> [Source extract]:

============================================================

Russia moves to use the Ukraine grain exports resuming as a bargaining point for a cease fire and lifting of sanctions against them ….
This while Russia is firing missiles at Ukraine grain Wearhouse’s in Odessa….
Are there gonna be Black Sea Naval combat action?
(The Ukraine already sank one Russian warship)….
Wagner troops keep arriving in Belarus and Poland, a NATO member, moves troops to its border with Belarus….
US CIA Director says the Wagner leader probably won’t be welcomed back in Russia….
Cluster bombs ARE being used by Ukraine troops against the Russians….
In New York, senior U.N. officials also condemned Russia’s actions at a meeting of the U.N. Security Council, and the Russian representative laid out a list of seven conditions he said must be met before Moscow would be willing to rejoin a pact allowing Ukrainian grain to pass through the Black Sea. The demands included a lifting of sanctions on electronic banking transactions and the reopening of a pipeline that carries ammonia from Russia to Odesa.
“As soon as all of these conditions are met, we will immediately reach the deal,” Russia’s deputy ambassador to the U.N., Dmitry Polyanskiy, said.
Moscow has also warned that any ships sailing to Ukraine’s ports would be considered potentially hostile, raising concerns that it could attack civilian ships and sending grain prices soaring. Ukraine has made a similar threat.

============================================================

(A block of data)
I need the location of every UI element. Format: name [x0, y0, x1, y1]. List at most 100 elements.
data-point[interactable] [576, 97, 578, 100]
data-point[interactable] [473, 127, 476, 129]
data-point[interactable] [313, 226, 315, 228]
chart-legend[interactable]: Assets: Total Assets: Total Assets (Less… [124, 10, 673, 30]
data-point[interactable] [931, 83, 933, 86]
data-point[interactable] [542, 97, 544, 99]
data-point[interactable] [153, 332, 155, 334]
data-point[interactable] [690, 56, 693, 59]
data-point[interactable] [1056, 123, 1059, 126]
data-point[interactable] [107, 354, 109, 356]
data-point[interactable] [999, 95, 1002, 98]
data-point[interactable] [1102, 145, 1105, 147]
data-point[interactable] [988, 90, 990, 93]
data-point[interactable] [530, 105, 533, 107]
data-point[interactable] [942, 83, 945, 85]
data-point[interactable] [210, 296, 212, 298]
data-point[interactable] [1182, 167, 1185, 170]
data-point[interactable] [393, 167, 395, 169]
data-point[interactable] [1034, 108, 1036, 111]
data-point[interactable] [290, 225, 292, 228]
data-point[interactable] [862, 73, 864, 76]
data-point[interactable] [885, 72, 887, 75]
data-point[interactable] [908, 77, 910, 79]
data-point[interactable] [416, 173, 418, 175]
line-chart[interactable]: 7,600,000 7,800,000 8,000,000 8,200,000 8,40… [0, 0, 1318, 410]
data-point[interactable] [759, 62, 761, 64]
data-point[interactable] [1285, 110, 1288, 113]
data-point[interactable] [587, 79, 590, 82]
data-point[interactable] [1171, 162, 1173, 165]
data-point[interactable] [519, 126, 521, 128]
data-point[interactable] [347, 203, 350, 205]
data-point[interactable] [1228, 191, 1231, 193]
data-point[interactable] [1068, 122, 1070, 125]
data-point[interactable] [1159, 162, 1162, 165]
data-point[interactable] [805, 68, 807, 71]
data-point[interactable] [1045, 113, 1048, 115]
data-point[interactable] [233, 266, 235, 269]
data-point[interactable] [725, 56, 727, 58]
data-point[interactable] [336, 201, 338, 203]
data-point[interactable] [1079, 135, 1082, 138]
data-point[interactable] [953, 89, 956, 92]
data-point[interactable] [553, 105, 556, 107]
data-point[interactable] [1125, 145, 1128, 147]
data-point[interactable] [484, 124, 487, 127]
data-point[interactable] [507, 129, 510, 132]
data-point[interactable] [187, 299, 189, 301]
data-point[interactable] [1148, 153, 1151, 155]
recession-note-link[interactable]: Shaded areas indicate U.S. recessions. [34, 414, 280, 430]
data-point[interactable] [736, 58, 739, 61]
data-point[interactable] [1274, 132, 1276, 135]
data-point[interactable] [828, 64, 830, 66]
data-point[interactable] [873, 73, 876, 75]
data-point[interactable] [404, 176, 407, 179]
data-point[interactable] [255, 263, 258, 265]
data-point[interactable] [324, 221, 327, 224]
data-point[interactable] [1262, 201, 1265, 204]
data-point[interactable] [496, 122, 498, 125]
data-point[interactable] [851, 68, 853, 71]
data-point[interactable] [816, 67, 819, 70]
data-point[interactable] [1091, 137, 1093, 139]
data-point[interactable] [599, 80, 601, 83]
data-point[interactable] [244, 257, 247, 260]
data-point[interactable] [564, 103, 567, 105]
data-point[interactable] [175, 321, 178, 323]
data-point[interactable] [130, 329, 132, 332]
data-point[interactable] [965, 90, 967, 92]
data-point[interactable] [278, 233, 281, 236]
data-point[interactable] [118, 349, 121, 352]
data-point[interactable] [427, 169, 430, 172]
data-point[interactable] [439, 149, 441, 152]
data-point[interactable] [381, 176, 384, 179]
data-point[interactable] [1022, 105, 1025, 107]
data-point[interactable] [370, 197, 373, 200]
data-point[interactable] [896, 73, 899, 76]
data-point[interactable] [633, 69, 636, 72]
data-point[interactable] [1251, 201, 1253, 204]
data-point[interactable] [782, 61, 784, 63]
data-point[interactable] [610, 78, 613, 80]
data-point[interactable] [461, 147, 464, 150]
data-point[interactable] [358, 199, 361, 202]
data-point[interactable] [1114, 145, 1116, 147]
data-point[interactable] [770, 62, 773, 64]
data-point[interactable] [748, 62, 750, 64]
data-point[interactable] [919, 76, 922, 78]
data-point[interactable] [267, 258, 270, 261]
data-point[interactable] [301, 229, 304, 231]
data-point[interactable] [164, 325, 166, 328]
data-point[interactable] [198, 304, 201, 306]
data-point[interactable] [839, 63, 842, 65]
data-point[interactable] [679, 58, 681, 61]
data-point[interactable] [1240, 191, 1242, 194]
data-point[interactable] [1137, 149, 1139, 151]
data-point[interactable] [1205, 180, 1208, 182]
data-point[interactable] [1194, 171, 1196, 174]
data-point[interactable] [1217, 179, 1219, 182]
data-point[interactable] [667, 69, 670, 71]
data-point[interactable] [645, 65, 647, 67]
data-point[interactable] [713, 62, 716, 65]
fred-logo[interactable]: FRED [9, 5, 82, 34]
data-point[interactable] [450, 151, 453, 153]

============================================================

> [Jobs]:
• A. Name every country mentioned in the news post on Russia and Ukraine grain exports.
• B. Put the rows of the block of data, from the first row through the row that contains "data-point[interactable] [187, 299, 189, 301]", into a Markdown table with the columns n and Line. Leave out blank lines.

> [Complete answers]:
• A. Russia, Ukraine, Belarus, Poland, US

• B.
| n | Line |
|---|---|
| 1 | I need the location of every UI element. Format: name [x0, y0, x1, y1]. List at most 100 elements. |
| 2 | data-point[interactable] [576, 97, 578, 100] |
| 3 | data-point[interactable] [473, 127, 476, 129] |
| 4 | data-point[interactable] [313, 226, 315, 228] |
| 5 | chart-legend[interactable]: Assets: Total Assets: Total Assets (Less… [124, 10, 673, 30] |
| 6 | data-point[interactable] [931, 83, 933, 86] |
| 7 | data-point[interactable] [542, 97, 544, 99] |
| 8 | data-point[interactable] [153, 332, 155, 334] |
| 9 | data-point[interactable] [690, 56, 693, 59] |
| 10 | data-point[interactable] [1056, 123, 1059, 126] |
| 11 | data-point[interactable] [107, 354, 109, 356] |
| 12 | data-point[interactable] [999, 95, 1002, 98] |
| 13 | data-point[interactable] [1102, 145, 1105, 147] |
| 14 | data-point[interactable] [988, 90, 990, 93] |
| 15 | data-point[interactable] [530, 105, 533, 107] |
| 16 | data-point[interactable] [942, 83, 945, 85] |
| 17 | data-point[interactable] [210, 296, 212, 298] |
| 18 | data-point[interactable] [1182, 167, 1185, 170] |
| 19 | data-point[interactable] [393, 167, 395, 169] |
| 20 | data-point[interactable] [1034, 108, 1036, 111] |
| 21 | data-point[interactable] [290, 225, 292, 228] |
| 22 | data-point[interactable] [862, 73, 864, 76] |
| 23 | data-point[interactable] [885, 72, 887, 75] |
| 24 | data-point[interactable] [908, 77, 910, 79] |
| 25 | data-point[interactable] [416, 173, 418, 175] |
| 26 | line-chart[interactable]: 7,600,000 7,800,000 8,000,000 8,200,000 8,40… [0, 0, 1318, 410] |
| 27 | data-point[interactable] [759, 62, 761, 64] |
| 28 | data-point[interactable] [1285, 110, 1288, 113] |
| 29 | data-point[interactable] [587, 79, 590, 82] |
| 30 | data-point[interactable] [1171, 162, 1173, 165] |
| 31 | data-point[interactable] [519, 126, 521, 128] |
| 32 | data-point[interactable] [347, 203, 350, 205] |
| 33 | data-point[interactable] [1228, 191, 1231, 193] |
| 34 | data-point[interactable] [1068, 122, 1070, 125] |
| 35 | data-point[interactable] [1159, 162, 1162, 165] |
| 36 | data-point[interactable] [805, 68, 807, 71] |
| 37 | data-point[interactable] [1045, 113, 1048, 115] |
| 38 | data-point[interactable] [233, 266, 235, 269] |
| 39 | data-point[interactable] [725, 56, 727, 58] |
| 40 | data-point[interactable] [336, 201, 338, 203] |
| 41 | data-point[interactable] [1079, 135, 1082, 138] |
| 42 | data-point[interactable] [953, 89, 956, 92] |
| 43 | data-point[interactable] [553, 105, 556, 107] |
| 44 | data-point[interactable] [1125, 145, 1128, 147] |
| 45 | data-point[interactable] [484, 124, 487, 127] |
| 46 | data-point[interactable] [507, 129, 510, 132] |
| 47 | data-point[interactable] [187, 299, 189, 301] |